# start of MATERIAL FOR THE TASK

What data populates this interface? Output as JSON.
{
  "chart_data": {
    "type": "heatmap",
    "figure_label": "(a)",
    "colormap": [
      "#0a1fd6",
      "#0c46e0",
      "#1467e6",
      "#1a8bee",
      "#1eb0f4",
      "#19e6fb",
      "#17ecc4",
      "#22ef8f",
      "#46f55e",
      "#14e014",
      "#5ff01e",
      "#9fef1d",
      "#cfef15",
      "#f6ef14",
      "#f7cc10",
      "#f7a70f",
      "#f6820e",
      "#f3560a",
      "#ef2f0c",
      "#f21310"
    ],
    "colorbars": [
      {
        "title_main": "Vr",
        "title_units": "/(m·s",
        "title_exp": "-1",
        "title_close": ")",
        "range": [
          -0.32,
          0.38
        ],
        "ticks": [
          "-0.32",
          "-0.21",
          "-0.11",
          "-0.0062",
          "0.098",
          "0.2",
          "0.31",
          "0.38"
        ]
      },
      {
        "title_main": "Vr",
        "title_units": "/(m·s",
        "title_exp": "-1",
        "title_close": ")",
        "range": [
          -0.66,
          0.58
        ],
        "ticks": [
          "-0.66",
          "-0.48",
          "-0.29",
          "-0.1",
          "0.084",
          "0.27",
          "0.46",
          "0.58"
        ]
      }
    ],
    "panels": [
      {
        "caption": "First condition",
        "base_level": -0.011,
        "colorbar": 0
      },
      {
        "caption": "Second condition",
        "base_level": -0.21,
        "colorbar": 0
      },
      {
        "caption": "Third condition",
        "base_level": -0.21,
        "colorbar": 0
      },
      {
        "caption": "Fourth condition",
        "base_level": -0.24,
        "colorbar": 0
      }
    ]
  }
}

# end of MATERIAL FOR THE TASK

WORK TO BE COMPLETED -
Retype the material in full. Each word must match.

RESULT OF THE EXERCISE -
What data populates this interface? Output as JSON.
{
  "chart_data": {
    "type": "heatmap",
    "figure_label": "(a)",
    "colormap": [
      "#0a1fd6",
      "#0c46e0",
      "#1467e6",
      "#1a8bee",
      "#1eb0f4",
      "#19e6fb",
      "#17ecc4",
      "#22ef8f",
      "#46f55e",
      "#14e014",
      "#5ff01e",
      "#9fef1d",
      "#cfef15",
      "#f6ef14",
      "#f7cc10",
      "#f7a70f",
      "#f6820e",
      "#f3560a",
      "#ef2f0c",
      "#f21310"
    ],
    "colorbars": [
      {
        "title_main": "Vr",
        "title_units": "/(m·s",
        "title_exp": "-1",
        "title_close": ")",
        "range": [
          -0.32,
          0.38
        ],
        "ticks": [
          "-0.32",
          "-0.21",
          "-0.11",
          "-0.0062",
          "0.098",
          "0.2",
          "0.31",
          "0.38"
        ]
      },
      {
        "title_main": "Vr",
        "title_units": "/(m·s",
        "title_exp": "-1",
        "title_close": ")",
        "range": [
          -0.66,
          0.58
        ],
        "ticks": [
          "-0.66",
          "-0.48",
          "-0.29",
          "-0.1",
          "0.084",
          "0.27",
          "0.46",
          "0.58"
        ]
      }
    ],
    "panels": [
      {
        "caption": "First condition",
        "base_level": -0.011,
        "colorbar": 0
      },
      {
        "caption": "Second condition",
        "base_level": -0.21,
        "colorbar": 0
      },
      {
        "caption": "Third condition",
        "base_level": -0.21,
        "colorbar": 0
      },
      {
        "caption": "Fourth condition",
        "base_level": -0.24,
        "colorbar": 0
      }
    ]
  }
}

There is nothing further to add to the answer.